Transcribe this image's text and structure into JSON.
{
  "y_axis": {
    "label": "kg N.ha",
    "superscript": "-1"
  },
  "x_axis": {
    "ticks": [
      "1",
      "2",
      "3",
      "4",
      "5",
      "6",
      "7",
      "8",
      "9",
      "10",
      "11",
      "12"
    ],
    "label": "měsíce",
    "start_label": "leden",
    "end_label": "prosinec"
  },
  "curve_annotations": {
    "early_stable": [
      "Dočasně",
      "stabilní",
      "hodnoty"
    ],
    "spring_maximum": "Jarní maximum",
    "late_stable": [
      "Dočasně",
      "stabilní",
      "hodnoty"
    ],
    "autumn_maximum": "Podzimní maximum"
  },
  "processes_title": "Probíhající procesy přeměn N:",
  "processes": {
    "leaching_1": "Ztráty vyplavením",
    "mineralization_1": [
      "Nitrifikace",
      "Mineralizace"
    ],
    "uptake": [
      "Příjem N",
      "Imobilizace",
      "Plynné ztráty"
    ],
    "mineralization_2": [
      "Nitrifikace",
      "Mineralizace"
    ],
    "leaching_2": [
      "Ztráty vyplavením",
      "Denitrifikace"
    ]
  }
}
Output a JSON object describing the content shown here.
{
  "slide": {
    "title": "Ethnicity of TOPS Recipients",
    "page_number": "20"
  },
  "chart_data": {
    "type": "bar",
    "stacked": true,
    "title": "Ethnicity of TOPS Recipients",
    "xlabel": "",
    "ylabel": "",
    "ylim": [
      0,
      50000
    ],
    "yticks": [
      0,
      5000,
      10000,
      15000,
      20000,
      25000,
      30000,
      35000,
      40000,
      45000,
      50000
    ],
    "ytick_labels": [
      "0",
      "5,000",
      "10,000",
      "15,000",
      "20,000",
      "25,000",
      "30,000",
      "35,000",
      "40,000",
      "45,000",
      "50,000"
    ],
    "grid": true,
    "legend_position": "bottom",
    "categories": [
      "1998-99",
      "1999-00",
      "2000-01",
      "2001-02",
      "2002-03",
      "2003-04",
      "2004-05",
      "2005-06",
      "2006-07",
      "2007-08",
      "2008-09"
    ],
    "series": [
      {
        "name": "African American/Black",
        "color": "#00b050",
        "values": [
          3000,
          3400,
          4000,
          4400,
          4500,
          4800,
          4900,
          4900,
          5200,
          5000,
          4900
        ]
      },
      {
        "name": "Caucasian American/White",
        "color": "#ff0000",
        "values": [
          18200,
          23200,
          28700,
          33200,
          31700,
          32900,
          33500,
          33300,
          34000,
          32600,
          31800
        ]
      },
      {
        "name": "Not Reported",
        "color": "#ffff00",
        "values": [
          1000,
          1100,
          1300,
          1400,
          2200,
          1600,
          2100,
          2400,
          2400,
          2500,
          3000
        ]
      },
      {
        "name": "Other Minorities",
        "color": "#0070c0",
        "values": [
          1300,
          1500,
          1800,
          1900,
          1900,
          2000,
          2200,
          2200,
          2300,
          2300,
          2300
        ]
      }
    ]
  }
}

────────

» THE TASK
Go through the data and count each line that has the word "American", then give the total alone.

» SOLUTION TO THE EXERCISE
2